The exercise → Reproduce each of the records below line for line, without changing anything, and omit the pictures from your answer.

Input data →
┌────────

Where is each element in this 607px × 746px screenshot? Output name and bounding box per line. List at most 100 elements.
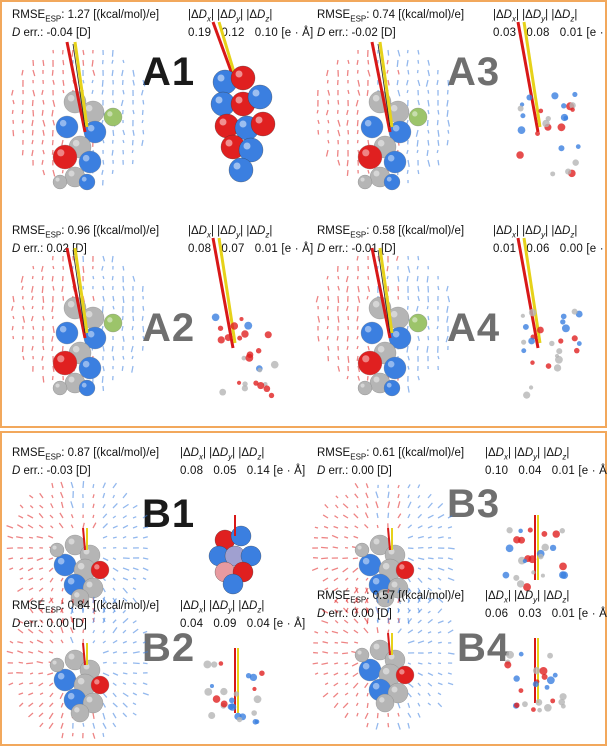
delta-dx-value: 0.08 [188, 243, 212, 256]
delta-unit: [e · Å] [273, 618, 306, 631]
charge-distribution [208, 515, 262, 595]
rmse-unit: [(kcal/mol)/e] [398, 225, 465, 237]
delta-dx-value: 0.08 [180, 465, 204, 478]
delta-dx-value: 0.03 [493, 27, 517, 40]
dipole-components-header: |ΔDx| |ΔDy| |ΔDz| [485, 590, 570, 605]
panel-label: A1 [142, 50, 196, 94]
charge-distribution [211, 237, 279, 399]
group-b-frame [0, 431, 607, 746]
rmse-value: 0.61 [372, 447, 396, 459]
delta-dy-value: 0.04 [518, 465, 542, 478]
panel-label: B4 [457, 626, 511, 670]
rmse-stats: RMSEESP: 1.27 [(kcal/mol)/e] D err.: -0.… [12, 9, 160, 40]
dipole-error-unit: [D] [377, 465, 392, 478]
delta-dy-value: 0.05 [213, 465, 237, 478]
delta-dx-value: 0.01 [493, 243, 517, 256]
panel-label: B1 [142, 492, 196, 536]
delta-dy-value: 0.08 [526, 27, 550, 40]
delta-unit: [e · Å] [281, 243, 314, 256]
dipole-components: |ΔDx| |ΔDy| |ΔDz| 0.01 0.06 0.00 [e · Å] [493, 224, 607, 256]
dipole-error-value: -0.03 [46, 465, 73, 478]
panel-label: B3 [447, 482, 501, 526]
dipole-components: |ΔDx| |ΔDy| |ΔDz| 0.08 0.07 0.01 [e · Å] [188, 224, 313, 256]
dipole-error-value: -0.02 [351, 27, 378, 40]
rmse-value: 0.87 [67, 447, 91, 459]
esp-field-molecule [316, 41, 451, 191]
charge-distribution [203, 648, 265, 725]
delta-dy-value: 0.09 [213, 618, 237, 631]
esp-field-molecule [11, 247, 145, 397]
delta-dx-value: 0.19 [188, 27, 212, 40]
panel-label: A4 [447, 306, 501, 350]
esp-field-molecule [311, 482, 455, 625]
delta-unit: [e · Å] [586, 243, 607, 256]
delta-dz-value: 0.14 [246, 465, 270, 478]
rmse-stats: RMSEESP: 0.87 [(kcal/mol)/e] D err.: -0.… [12, 447, 160, 478]
delta-dy-value: 0.12 [221, 27, 245, 40]
esp-field-molecule [11, 41, 146, 191]
dipole-components: |ΔDx| |ΔDy| |ΔDz| 0.19 0.12 0.10 [e · Å] [188, 8, 313, 40]
dipole-components-header: |ΔDx| |ΔDy| |ΔDz| [188, 225, 273, 240]
group-a-frame [0, 0, 607, 428]
dipole-components-header: |ΔDx| |ΔDy| |ΔDz| [493, 225, 578, 240]
delta-unit: [e · Å] [586, 27, 607, 40]
rmse-value: 0.84 [67, 600, 91, 612]
delta-dx-value: 0.06 [485, 608, 509, 621]
delta-dz-value: 0.01 [551, 608, 575, 621]
rmse-value: 0.57 [372, 590, 396, 602]
dipole-components: |ΔDx| |ΔDy| |ΔDz| 0.03 0.08 0.01 [e · Å] [493, 8, 607, 40]
rmse-value: 0.96 [67, 225, 91, 237]
panel-label: A3 [447, 50, 501, 94]
rmse-unit: [(kcal/mol)/e] [93, 9, 160, 21]
rmse-value: 1.27 [67, 9, 91, 21]
dipole-components: |ΔDx| |ΔDy| |ΔDz| 0.04 0.09 0.04 [e · Å] [180, 599, 305, 631]
dipole-error-unit: [D] [380, 243, 396, 256]
rmse-stats: RMSEESP: 0.61 [(kcal/mol)/e] D err.: 0.0… [317, 447, 465, 478]
esp-field-molecule [315, 247, 451, 397]
dipole-error-value: -0.01 [351, 243, 378, 256]
dipole-components: |ΔDx| |ΔDy| |ΔDz| 0.06 0.03 0.01 [e · Å] [485, 589, 607, 621]
delta-dz-value: 0.01 [559, 27, 583, 40]
rmse-stats: RMSEESP: 0.57 [(kcal/mol)/e] D err.: 0.0… [317, 590, 465, 621]
delta-dz-value: 0.01 [551, 465, 575, 478]
panel-b2: RMSEESP: 0.84 [(kcal/mol)/e] D err.: 0.0… [0, 593, 305, 743]
rmse-stats: RMSEESP: 0.96 [(kcal/mol)/e] D err.: 0.0… [12, 225, 160, 256]
rmse-unit: [(kcal/mol)/e] [93, 447, 160, 459]
dipole-error-value: -0.04 [46, 27, 73, 40]
dipole-error-unit: [D] [75, 465, 91, 478]
dipole-error-value: 0.00 [351, 465, 374, 478]
dipole-components-header: |ΔDx| |ΔDy| |ΔDz| [485, 447, 570, 462]
delta-dz-value: 0.10 [254, 27, 278, 40]
rmse-unit: [(kcal/mol)/e] [398, 9, 465, 21]
dipole-error-value: 0.02 [46, 243, 69, 256]
delta-unit: [e · Å] [578, 465, 607, 478]
panel-a1: RMSEESP: 1.27 [(kcal/mol)/e] D err.: -0.… [0, 2, 313, 212]
delta-dz-value: 0.01 [254, 243, 278, 256]
rmse-stats: RMSEESP: 0.74 [(kcal/mol)/e] D err.: -0.… [317, 9, 465, 40]
charge-distribution [502, 515, 569, 591]
dipole-components: |ΔDx| |ΔDy| |ΔDz| 0.10 0.04 0.01 [e · Å] [485, 446, 607, 478]
rmse-value: 0.58 [372, 225, 396, 237]
rmse-stats: RMSEESP: 0.58 [(kcal/mol)/e] D err.: -0.… [317, 225, 465, 256]
rmse-value: 0.74 [372, 9, 396, 21]
dipole-error-unit: [D] [380, 27, 396, 40]
rmse-unit: [(kcal/mol)/e] [93, 225, 160, 237]
delta-dx-value: 0.10 [485, 465, 509, 478]
delta-dz-value: 0.04 [246, 618, 270, 631]
delta-unit: [e · Å] [281, 27, 314, 40]
panel-b4: RMSEESP: 0.57 [(kcal/mol)/e] D err.: 0.0… [305, 583, 607, 733]
dipole-components-header: |ΔDx| |ΔDy| |ΔDz| [180, 600, 265, 615]
panel-label: B2 [142, 626, 196, 670]
delta-dx-value: 0.04 [180, 618, 204, 631]
delta-unit: [e · Å] [273, 465, 306, 478]
delta-dz-value: 0.00 [559, 243, 583, 256]
dipole-error-unit: [D] [75, 27, 91, 40]
esp-field-molecule [312, 586, 455, 730]
dipole-components-header: |ΔDx| |ΔDy| |ΔDz| [180, 447, 265, 462]
dipole-components: |ΔDx| |ΔDy| |ΔDz| 0.08 0.05 0.14 [e · Å] [180, 446, 305, 478]
delta-dy-value: 0.06 [526, 243, 550, 256]
rmse-unit: [(kcal/mol)/e] [93, 600, 160, 612]
panel-b1: RMSEESP: 0.87 [(kcal/mol)/e] D err.: -0.… [0, 440, 305, 650]
charge-distribution [504, 638, 567, 713]
esp-field-molecule [6, 481, 149, 623]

└────────

Full solution →
Where is each element in this 607px × 746px screenshot? Output name and bounding box per line. List at most 100 elements.
delta-dx-value: 0.08 [188, 243, 212, 256]
delta-unit: [e · Å] [273, 618, 306, 631]
charge-distribution [208, 515, 262, 595]
rmse-unit: [(kcal/mol)/e] [398, 225, 465, 237]
delta-dx-value: 0.08 [180, 465, 204, 478]
delta-dx-value: 0.03 [493, 27, 517, 40]
dipole-components-header: |ΔDx| |ΔDy| |ΔDz| [485, 590, 570, 605]
panel-label: A1 [142, 50, 196, 94]
charge-distribution [211, 237, 279, 399]
group-b-frame [0, 431, 607, 746]
rmse-value: 0.61 [372, 447, 396, 459]
delta-dy-value: 0.04 [518, 465, 542, 478]
panel-label: B4 [457, 626, 511, 670]
rmse-stats: RMSEESP: 1.27 [(kcal/mol)/e] D err.: -0.… [12, 9, 160, 40]
dipole-error-unit: [D] [377, 465, 392, 478]
delta-dy-value: 0.05 [213, 465, 237, 478]
delta-dx-value: 0.01 [493, 243, 517, 256]
panel-label: B1 [142, 492, 196, 536]
delta-dy-value: 0.08 [526, 27, 550, 40]
delta-unit: [e · Å] [281, 243, 314, 256]
dipole-components: |ΔDx| |ΔDy| |ΔDz| 0.01 0.06 0.00 [e · Å] [493, 224, 607, 256]
dipole-error-value: -0.03 [46, 465, 73, 478]
panel-label: B3 [447, 482, 501, 526]
dipole-components: |ΔDx| |ΔDy| |ΔDz| 0.08 0.07 0.01 [e · Å] [188, 224, 313, 256]
dipole-error-value: -0.02 [351, 27, 378, 40]
rmse-value: 0.87 [67, 447, 91, 459]
esp-field-molecule [316, 41, 451, 191]
charge-distribution [203, 648, 265, 725]
delta-dy-value: 0.09 [213, 618, 237, 631]
esp-field-molecule [11, 247, 145, 397]
delta-dx-value: 0.19 [188, 27, 212, 40]
panel-label: A4 [447, 306, 501, 350]
esp-field-molecule [311, 482, 455, 625]
delta-unit: [e · Å] [586, 243, 607, 256]
delta-dz-value: 0.14 [246, 465, 270, 478]
rmse-stats: RMSEESP: 0.87 [(kcal/mol)/e] D err.: -0.… [12, 447, 160, 478]
delta-dy-value: 0.12 [221, 27, 245, 40]
esp-field-molecule [11, 41, 146, 191]
dipole-components: |ΔDx| |ΔDy| |ΔDz| 0.19 0.12 0.10 [e · Å] [188, 8, 313, 40]
dipole-components-header: |ΔDx| |ΔDy| |ΔDz| [188, 225, 273, 240]
group-a-frame [0, 0, 607, 428]
dipole-components-header: |ΔDx| |ΔDy| |ΔDz| [493, 225, 578, 240]
delta-unit: [e · Å] [586, 27, 607, 40]
rmse-value: 0.84 [67, 600, 91, 612]
delta-dx-value: 0.06 [485, 608, 509, 621]
delta-dz-value: 0.01 [551, 608, 575, 621]
rmse-value: 0.57 [372, 590, 396, 602]
dipole-components: |ΔDx| |ΔDy| |ΔDz| 0.03 0.08 0.01 [e · Å] [493, 8, 607, 40]
rmse-value: 0.96 [67, 225, 91, 237]
panel-label: A3 [447, 50, 501, 94]
rmse-unit: [(kcal/mol)/e] [93, 9, 160, 21]
rmse-value: 1.27 [67, 9, 91, 21]
dipole-components: |ΔDx| |ΔDy| |ΔDz| 0.04 0.09 0.04 [e · Å] [180, 599, 305, 631]
dipole-error-unit: [D] [380, 243, 396, 256]
rmse-stats: RMSEESP: 0.61 [(kcal/mol)/e] D err.: 0.0… [317, 447, 465, 478]
esp-field-molecule [315, 247, 451, 397]
dipole-error-value: -0.01 [351, 243, 378, 256]
dipole-components: |ΔDx| |ΔDy| |ΔDz| 0.06 0.03 0.01 [e · Å] [485, 589, 607, 621]
delta-dz-value: 0.01 [559, 27, 583, 40]
rmse-stats: RMSEESP: 0.57 [(kcal/mol)/e] D err.: 0.0… [317, 590, 465, 621]
delta-dz-value: 0.01 [551, 465, 575, 478]
panel-b2: RMSEESP: 0.84 [(kcal/mol)/e] D err.: 0.0… [0, 593, 305, 743]
rmse-stats: RMSEESP: 0.96 [(kcal/mol)/e] D err.: 0.0… [12, 225, 160, 256]
rmse-unit: [(kcal/mol)/e] [93, 447, 160, 459]
dipole-error-value: -0.04 [46, 27, 73, 40]
dipole-error-unit: [D] [75, 465, 91, 478]
dipole-error-value: 0.00 [351, 465, 374, 478]
dipole-components-header: |ΔDx| |ΔDy| |ΔDz| [485, 447, 570, 462]
delta-dz-value: 0.10 [254, 27, 278, 40]
rmse-unit: [(kcal/mol)/e] [398, 9, 465, 21]
dipole-error-value: 0.02 [46, 243, 69, 256]
delta-unit: [e · Å] [578, 465, 607, 478]
panel-a1: RMSEESP: 1.27 [(kcal/mol)/e] D err.: -0.… [0, 2, 313, 212]
delta-dz-value: 0.01 [254, 243, 278, 256]
rmse-stats: RMSEESP: 0.74 [(kcal/mol)/e] D err.: -0.… [317, 9, 465, 40]
charge-distribution [502, 515, 569, 591]
dipole-components: |ΔDx| |ΔDy| |ΔDz| 0.10 0.04 0.01 [e · Å] [485, 446, 607, 478]
rmse-value: 0.58 [372, 225, 396, 237]
rmse-stats: RMSEESP: 0.58 [(kcal/mol)/e] D err.: -0.… [317, 225, 465, 256]
rmse-value: 0.74 [372, 9, 396, 21]
dipole-error-unit: [D] [380, 27, 396, 40]
rmse-unit: [(kcal/mol)/e] [93, 225, 160, 237]
delta-dx-value: 0.10 [485, 465, 509, 478]
delta-dz-value: 0.04 [246, 618, 270, 631]
delta-unit: [e · Å] [281, 27, 314, 40]
panel-b4: RMSEESP: 0.57 [(kcal/mol)/e] D err.: 0.0… [305, 583, 607, 733]
dipole-components-header: |ΔDx| |ΔDy| |ΔDz| [180, 600, 265, 615]
panel-label: B2 [142, 626, 196, 670]
delta-dx-value: 0.04 [180, 618, 204, 631]
delta-unit: [e · Å] [273, 465, 306, 478]
delta-dz-value: 0.00 [559, 243, 583, 256]
dipole-error-unit: [D] [75, 27, 91, 40]
esp-field-molecule [312, 586, 455, 730]
dipole-components-header: |ΔDx| |ΔDy| |ΔDz| [180, 447, 265, 462]
dipole-components: |ΔDx| |ΔDy| |ΔDz| 0.08 0.05 0.14 [e · Å] [180, 446, 305, 478]
delta-dy-value: 0.06 [526, 243, 550, 256]
rmse-unit: [(kcal/mol)/e] [93, 600, 160, 612]
panel-b1: RMSEESP: 0.87 [(kcal/mol)/e] D err.: -0.… [0, 440, 305, 650]
charge-distribution [504, 638, 567, 713]
esp-field-molecule [6, 481, 149, 623]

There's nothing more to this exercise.